-------- LISTING --------

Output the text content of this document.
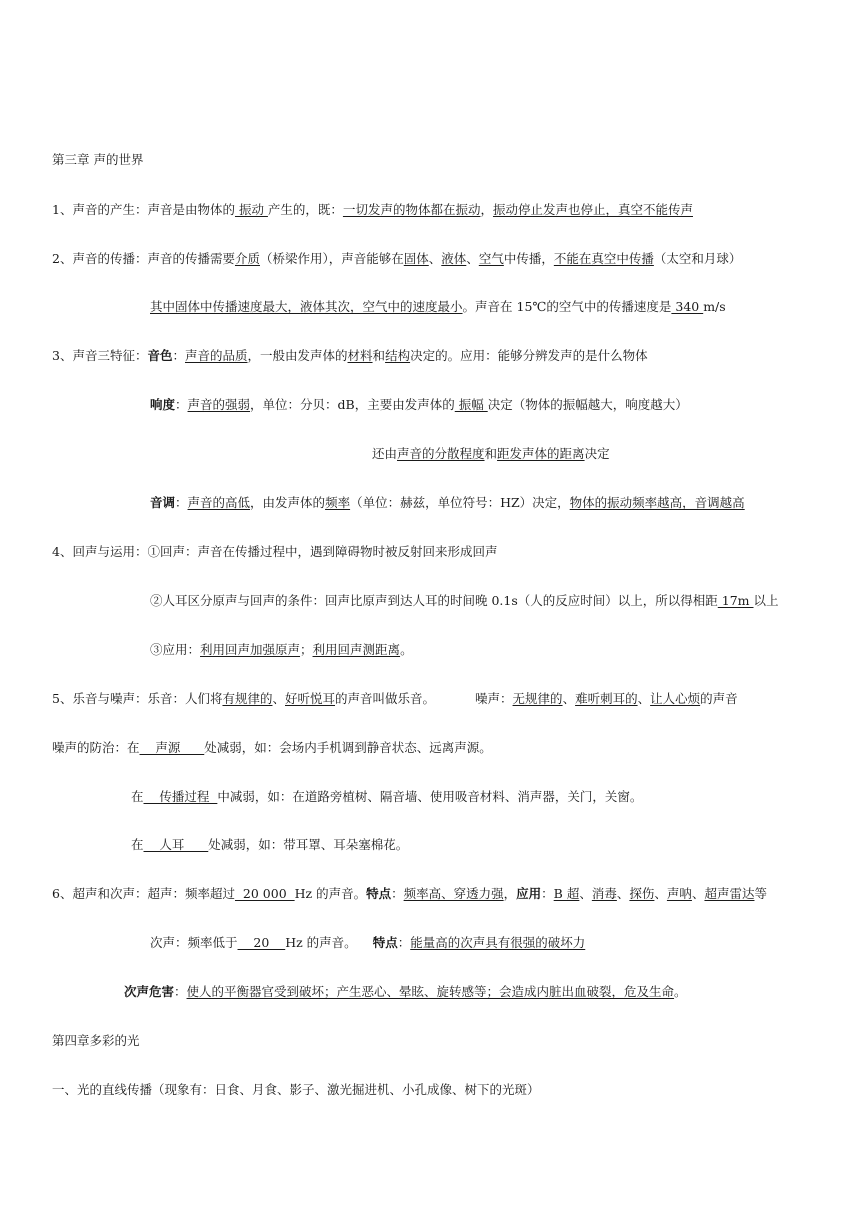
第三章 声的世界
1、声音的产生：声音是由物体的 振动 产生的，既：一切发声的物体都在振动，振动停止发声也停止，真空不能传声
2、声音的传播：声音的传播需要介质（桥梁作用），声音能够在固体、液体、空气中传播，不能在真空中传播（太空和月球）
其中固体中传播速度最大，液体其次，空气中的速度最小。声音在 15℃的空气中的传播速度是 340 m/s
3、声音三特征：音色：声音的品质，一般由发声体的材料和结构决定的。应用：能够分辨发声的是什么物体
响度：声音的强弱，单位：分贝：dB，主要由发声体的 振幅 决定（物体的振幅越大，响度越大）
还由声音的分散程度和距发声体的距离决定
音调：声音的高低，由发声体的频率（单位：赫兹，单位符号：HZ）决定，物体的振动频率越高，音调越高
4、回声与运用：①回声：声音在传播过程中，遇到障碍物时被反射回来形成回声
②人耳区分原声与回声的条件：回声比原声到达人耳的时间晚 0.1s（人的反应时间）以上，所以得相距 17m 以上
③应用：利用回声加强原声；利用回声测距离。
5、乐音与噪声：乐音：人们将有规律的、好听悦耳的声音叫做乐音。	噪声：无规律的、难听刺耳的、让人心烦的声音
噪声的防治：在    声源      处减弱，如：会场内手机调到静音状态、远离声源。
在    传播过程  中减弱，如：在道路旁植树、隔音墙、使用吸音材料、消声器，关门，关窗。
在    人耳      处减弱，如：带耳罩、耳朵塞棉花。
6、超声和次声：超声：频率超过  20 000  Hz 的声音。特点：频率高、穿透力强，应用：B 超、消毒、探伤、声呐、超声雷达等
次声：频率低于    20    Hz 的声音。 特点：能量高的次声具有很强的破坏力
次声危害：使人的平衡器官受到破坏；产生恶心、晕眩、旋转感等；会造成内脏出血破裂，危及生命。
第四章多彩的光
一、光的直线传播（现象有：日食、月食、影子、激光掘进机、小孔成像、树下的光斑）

--------
-------- LISTING --------

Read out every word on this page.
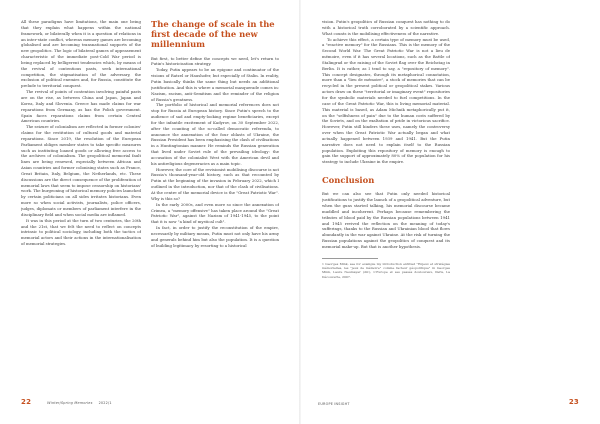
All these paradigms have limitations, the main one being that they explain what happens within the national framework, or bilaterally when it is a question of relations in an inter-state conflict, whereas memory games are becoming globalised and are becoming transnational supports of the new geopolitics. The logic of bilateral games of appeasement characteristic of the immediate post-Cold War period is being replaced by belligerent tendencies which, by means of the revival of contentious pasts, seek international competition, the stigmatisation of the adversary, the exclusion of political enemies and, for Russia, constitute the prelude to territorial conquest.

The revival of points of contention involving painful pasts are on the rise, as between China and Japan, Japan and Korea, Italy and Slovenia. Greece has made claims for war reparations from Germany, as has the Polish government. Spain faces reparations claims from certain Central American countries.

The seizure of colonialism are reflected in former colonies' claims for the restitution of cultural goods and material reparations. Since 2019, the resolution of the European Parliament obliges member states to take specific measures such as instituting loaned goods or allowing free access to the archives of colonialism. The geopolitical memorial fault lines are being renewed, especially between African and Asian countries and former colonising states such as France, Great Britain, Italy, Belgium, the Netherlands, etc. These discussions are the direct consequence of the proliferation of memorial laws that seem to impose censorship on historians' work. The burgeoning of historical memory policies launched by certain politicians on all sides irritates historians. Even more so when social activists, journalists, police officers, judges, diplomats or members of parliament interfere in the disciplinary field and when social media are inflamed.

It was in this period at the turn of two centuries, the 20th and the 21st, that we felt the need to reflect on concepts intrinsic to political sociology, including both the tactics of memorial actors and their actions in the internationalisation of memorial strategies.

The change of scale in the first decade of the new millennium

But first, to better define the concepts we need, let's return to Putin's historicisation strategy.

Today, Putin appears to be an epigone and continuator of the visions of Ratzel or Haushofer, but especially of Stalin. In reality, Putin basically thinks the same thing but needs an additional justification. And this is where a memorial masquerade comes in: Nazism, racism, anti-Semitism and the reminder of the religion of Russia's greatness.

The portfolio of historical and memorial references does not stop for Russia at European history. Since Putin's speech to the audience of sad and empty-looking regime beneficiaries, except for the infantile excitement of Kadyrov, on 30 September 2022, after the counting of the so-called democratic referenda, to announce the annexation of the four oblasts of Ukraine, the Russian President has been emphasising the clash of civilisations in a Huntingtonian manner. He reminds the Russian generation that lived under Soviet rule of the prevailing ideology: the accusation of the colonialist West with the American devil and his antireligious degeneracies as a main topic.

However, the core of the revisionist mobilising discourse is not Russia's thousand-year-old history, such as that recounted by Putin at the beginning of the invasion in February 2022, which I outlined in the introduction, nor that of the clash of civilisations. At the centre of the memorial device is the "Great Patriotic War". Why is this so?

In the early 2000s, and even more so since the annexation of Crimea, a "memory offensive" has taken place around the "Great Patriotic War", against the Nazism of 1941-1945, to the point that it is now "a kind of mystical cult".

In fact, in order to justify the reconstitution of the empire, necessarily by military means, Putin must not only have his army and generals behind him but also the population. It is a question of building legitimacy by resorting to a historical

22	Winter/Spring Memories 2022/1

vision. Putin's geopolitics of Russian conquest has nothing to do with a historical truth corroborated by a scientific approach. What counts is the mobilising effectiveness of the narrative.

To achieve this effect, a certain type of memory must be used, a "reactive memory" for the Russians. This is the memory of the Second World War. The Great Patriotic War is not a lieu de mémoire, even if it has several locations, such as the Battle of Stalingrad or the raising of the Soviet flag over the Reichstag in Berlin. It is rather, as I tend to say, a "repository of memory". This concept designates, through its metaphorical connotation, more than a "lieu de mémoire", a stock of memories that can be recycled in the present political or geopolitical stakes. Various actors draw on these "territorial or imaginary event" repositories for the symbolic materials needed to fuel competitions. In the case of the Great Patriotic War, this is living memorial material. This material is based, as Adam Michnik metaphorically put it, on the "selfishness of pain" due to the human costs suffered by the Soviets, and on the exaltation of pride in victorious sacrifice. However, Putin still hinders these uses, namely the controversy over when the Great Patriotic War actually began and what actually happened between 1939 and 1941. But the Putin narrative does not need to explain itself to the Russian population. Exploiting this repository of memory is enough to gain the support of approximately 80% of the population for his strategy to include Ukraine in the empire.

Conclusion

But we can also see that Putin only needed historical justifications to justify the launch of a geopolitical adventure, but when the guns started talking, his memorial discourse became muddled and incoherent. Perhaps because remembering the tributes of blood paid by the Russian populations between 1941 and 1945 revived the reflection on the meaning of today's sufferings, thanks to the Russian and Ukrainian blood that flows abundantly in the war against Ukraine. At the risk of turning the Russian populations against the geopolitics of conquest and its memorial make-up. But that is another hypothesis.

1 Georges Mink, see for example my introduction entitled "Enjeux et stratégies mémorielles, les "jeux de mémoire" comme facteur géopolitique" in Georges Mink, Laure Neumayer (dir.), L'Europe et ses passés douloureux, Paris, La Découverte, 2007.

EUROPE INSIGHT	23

--------

- [WHAT TO WORK ON]
Show each line of the data that contains the string "annexation".

- [FULL ANSWER]
The portfolio of historical and memorial references does not stop for Russia at European history. Since Putin's speech to the audience of sad and empty-looking regime beneficiaries, except for the infantile excitement of Kadyrov, on 30 September 2022, after the counting of the so-called democratic referenda, to announce the annexation of the four oblasts of Ukraine, the Russian President has been emphasising the clash of civilisations in a Huntingtonian manner. He reminds the Russian generation that lived under Soviet rule of the prevailing ideology: the accusation of the colonialist West with the American devil and his antireligious degeneracies as a main topic.
In the early 2000s, and even more so since the annexation of Crimea, a "memory offensive" has taken place around the "Great Patriotic War", against the Nazism of 1941-1945, to the point that it is now "a kind of mystical cult".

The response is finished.